___ Task material ___
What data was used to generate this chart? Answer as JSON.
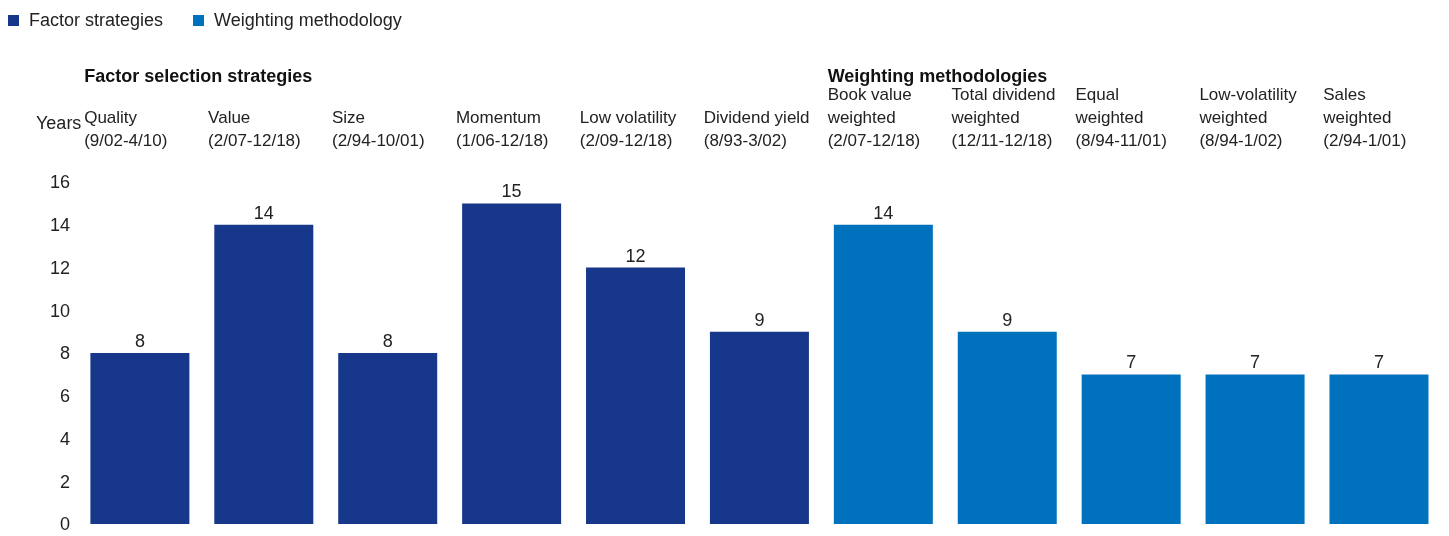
{
  "chart_data": {
    "type": "bar",
    "stacked": true,
    "ylabel": "Years",
    "categories": [
      "Quality\n(9/02-4/10)",
      "Value\n(2/07-12/18)",
      "Size\n(2/94-10/01)",
      "Momentum\n(1/06-12/18)",
      "Low volatility\n(2/09-12/18)",
      "Dividend yield\n(8/93-3/02)",
      "Book value\nweighted\n(2/07-12/18)",
      "Total dividend\nweighted\n(12/11-12/18)",
      "Equal\nweighted\n(8/94-11/01)",
      "Low-volatility\nweighted\n(8/94-1/02)",
      "Sales\nweighted\n(2/94-1/01)"
    ],
    "series": [
      {
        "name": "Factor strategies",
        "color": "#16378a",
        "values": [
          8,
          14,
          8,
          15,
          12,
          9,
          null,
          null,
          null,
          null,
          null
        ]
      },
      {
        "name": "Weighting methodology",
        "color": "#0071bc",
        "values": [
          null,
          null,
          null,
          null,
          null,
          null,
          14,
          9,
          7,
          7,
          7
        ]
      }
    ],
    "annotations": [
      "Factor selection strategies",
      "Weighting methodologies"
    ],
    "ylim": [
      0,
      16
    ],
    "yticks": [
      0,
      2,
      4,
      6,
      8,
      10,
      12,
      14,
      16
    ],
    "grid": false,
    "legend": "top left",
    "data_labels": true
  }
}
___
_Task goal:_
Copy every record above exactly as written, but leave out the pictures.

_Written solution:_
What data was used to generate this chart? Answer as JSON.
{
  "chart_data": {
    "type": "bar",
    "stacked": true,
    "ylabel": "Years",
    "categories": [
      "Quality\n(9/02-4/10)",
      "Value\n(2/07-12/18)",
      "Size\n(2/94-10/01)",
      "Momentum\n(1/06-12/18)",
      "Low volatility\n(2/09-12/18)",
      "Dividend yield\n(8/93-3/02)",
      "Book value\nweighted\n(2/07-12/18)",
      "Total dividend\nweighted\n(12/11-12/18)",
      "Equal\nweighted\n(8/94-11/01)",
      "Low-volatility\nweighted\n(8/94-1/02)",
      "Sales\nweighted\n(2/94-1/01)"
    ],
    "series": [
      {
        "name": "Factor strategies",
        "color": "#16378a",
        "values": [
          8,
          14,
          8,
          15,
          12,
          9,
          null,
          null,
          null,
          null,
          null
        ]
      },
      {
        "name": "Weighting methodology",
        "color": "#0071bc",
        "values": [
          null,
          null,
          null,
          null,
          null,
          null,
          14,
          9,
          7,
          7,
          7
        ]
      }
    ],
    "annotations": [
      "Factor selection strategies",
      "Weighting methodologies"
    ],
    "ylim": [
      0,
      16
    ],
    "yticks": [
      0,
      2,
      4,
      6,
      8,
      10,
      12,
      14,
      16
    ],
    "grid": false,
    "legend": "top left",
    "data_labels": true
  }
}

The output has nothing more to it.